***** INFORMATION GIVEN *****
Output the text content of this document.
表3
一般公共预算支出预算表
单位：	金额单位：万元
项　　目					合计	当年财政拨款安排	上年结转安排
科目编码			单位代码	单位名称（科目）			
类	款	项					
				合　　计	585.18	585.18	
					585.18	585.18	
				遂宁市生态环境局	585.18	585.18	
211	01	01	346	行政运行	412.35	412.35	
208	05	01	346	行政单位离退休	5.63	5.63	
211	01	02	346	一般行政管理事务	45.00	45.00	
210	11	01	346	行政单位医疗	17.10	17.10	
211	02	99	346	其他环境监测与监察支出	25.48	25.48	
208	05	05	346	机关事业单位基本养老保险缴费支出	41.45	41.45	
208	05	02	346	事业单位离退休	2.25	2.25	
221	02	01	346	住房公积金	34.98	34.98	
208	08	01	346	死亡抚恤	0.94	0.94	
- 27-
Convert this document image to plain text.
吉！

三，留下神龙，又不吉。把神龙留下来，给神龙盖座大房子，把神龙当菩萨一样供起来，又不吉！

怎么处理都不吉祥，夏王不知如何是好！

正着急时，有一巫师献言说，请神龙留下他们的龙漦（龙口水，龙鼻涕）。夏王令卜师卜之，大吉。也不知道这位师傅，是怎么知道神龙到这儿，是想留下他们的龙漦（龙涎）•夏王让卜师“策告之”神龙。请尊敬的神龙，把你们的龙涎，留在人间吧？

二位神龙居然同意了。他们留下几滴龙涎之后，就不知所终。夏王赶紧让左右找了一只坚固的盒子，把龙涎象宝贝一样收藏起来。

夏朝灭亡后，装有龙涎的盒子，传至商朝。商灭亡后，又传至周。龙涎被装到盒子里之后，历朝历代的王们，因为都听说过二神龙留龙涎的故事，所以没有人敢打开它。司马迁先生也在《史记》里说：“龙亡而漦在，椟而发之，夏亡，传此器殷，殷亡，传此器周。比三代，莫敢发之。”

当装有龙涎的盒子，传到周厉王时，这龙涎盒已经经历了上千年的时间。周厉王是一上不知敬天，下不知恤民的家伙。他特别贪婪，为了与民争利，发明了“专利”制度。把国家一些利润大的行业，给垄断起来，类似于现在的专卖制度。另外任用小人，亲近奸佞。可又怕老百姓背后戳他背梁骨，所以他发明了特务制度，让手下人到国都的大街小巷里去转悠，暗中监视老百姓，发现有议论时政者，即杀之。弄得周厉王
*****
§ TASK OBJECTIVE
Each line of the listing should be copied exactly.

§ RESPONSE TO THE TASK
Output the text content of this document.
表3
一般公共预算支出预算表
单位：	金额单位：万元
项　　目					合计	当年财政拨款安排	上年结转安排
科目编码			单位代码	单位名称（科目）			
类	款	项					
				合　　计	585.18	585.18	
					585.18	585.18	
				遂宁市生态环境局	585.18	585.18	
211	01	01	346	行政运行	412.35	412.35	
208	05	01	346	行政单位离退休	5.63	5.63	
211	01	02	346	一般行政管理事务	45.00	45.00	
210	11	01	346	行政单位医疗	17.10	17.10	
211	02	99	346	其他环境监测与监察支出	25.48	25.48	
208	05	05	346	机关事业单位基本养老保险缴费支出	41.45	41.45	
208	05	02	346	事业单位离退休	2.25	2.25	
221	02	01	346	住房公积金	34.98	34.98	
208	08	01	346	死亡抚恤	0.94	0.94	
- 27-
Convert this document image to plain text.
吉！

三，留下神龙，又不吉。把神龙留下来，给神龙盖座大房子，把神龙当菩萨一样供起来，又不吉！

怎么处理都不吉祥，夏王不知如何是好！

正着急时，有一巫师献言说，请神龙留下他们的龙漦（龙口水，龙鼻涕）。夏王令卜师卜之，大吉。也不知道这位师傅，是怎么知道神龙到这儿，是想留下他们的龙漦（龙涎）•夏王让卜师“策告之”神龙。请尊敬的神龙，把你们的龙涎，留在人间吧？

二位神龙居然同意了。他们留下几滴龙涎之后，就不知所终。夏王赶紧让左右找了一只坚固的盒子，把龙涎象宝贝一样收藏起来。

夏朝灭亡后，装有龙涎的盒子，传至商朝。商灭亡后，又传至周。龙涎被装到盒子里之后，历朝历代的王们，因为都听说过二神龙留龙涎的故事，所以没有人敢打开它。司马迁先生也在《史记》里说：“龙亡而漦在，椟而发之，夏亡，传此器殷，殷亡，传此器周。比三代，莫敢发之。”

当装有龙涎的盒子，传到周厉王时，这龙涎盒已经经历了上千年的时间。周厉王是一上不知敬天，下不知恤民的家伙。他特别贪婪，为了与民争利，发明了“专利”制度。把国家一些利润大的行业，给垄断起来，类似于现在的专卖制度。另外任用小人，亲近奸佞。可又怕老百姓背后戳他背梁骨，所以他发明了特务制度，让手下人到国都的大街小巷里去转悠，暗中监视老百姓，发现有议论时政者，即杀之。弄得周厉王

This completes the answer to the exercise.